→ Instructions to follow: List all lines in the material below that contain "facilities".

→ Data extracted from a collection:
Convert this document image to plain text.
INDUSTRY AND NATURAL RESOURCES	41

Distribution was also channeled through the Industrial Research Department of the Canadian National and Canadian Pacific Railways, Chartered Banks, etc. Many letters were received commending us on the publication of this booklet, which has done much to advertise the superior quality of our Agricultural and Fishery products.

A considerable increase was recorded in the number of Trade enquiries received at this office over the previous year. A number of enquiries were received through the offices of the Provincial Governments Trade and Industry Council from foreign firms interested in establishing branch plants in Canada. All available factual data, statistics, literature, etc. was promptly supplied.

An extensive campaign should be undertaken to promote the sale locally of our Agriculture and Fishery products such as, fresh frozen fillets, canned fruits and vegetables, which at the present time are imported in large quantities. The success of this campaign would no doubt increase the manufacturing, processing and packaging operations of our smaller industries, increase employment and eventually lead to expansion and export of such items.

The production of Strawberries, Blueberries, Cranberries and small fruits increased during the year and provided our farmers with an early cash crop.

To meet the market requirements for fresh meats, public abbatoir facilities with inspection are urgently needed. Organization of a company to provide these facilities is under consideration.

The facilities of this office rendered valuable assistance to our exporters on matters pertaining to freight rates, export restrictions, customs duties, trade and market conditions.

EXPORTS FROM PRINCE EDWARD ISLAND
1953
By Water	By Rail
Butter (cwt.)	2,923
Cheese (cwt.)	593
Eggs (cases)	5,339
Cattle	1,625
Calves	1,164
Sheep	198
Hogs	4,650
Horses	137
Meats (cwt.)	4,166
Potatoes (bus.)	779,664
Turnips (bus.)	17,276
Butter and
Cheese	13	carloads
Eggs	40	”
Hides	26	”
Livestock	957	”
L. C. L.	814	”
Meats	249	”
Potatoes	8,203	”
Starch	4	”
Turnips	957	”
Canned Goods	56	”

→ Exercise response:
To meet the market requirements for fresh meats, public abbatoir facilities with inspection are urgently needed. Organization of a company to provide these facilities is under consideration.
The facilities of this office rendered valuable assistance to our exporters on matters pertaining to freight rates, export restrictions, customs duties, trade and market conditions.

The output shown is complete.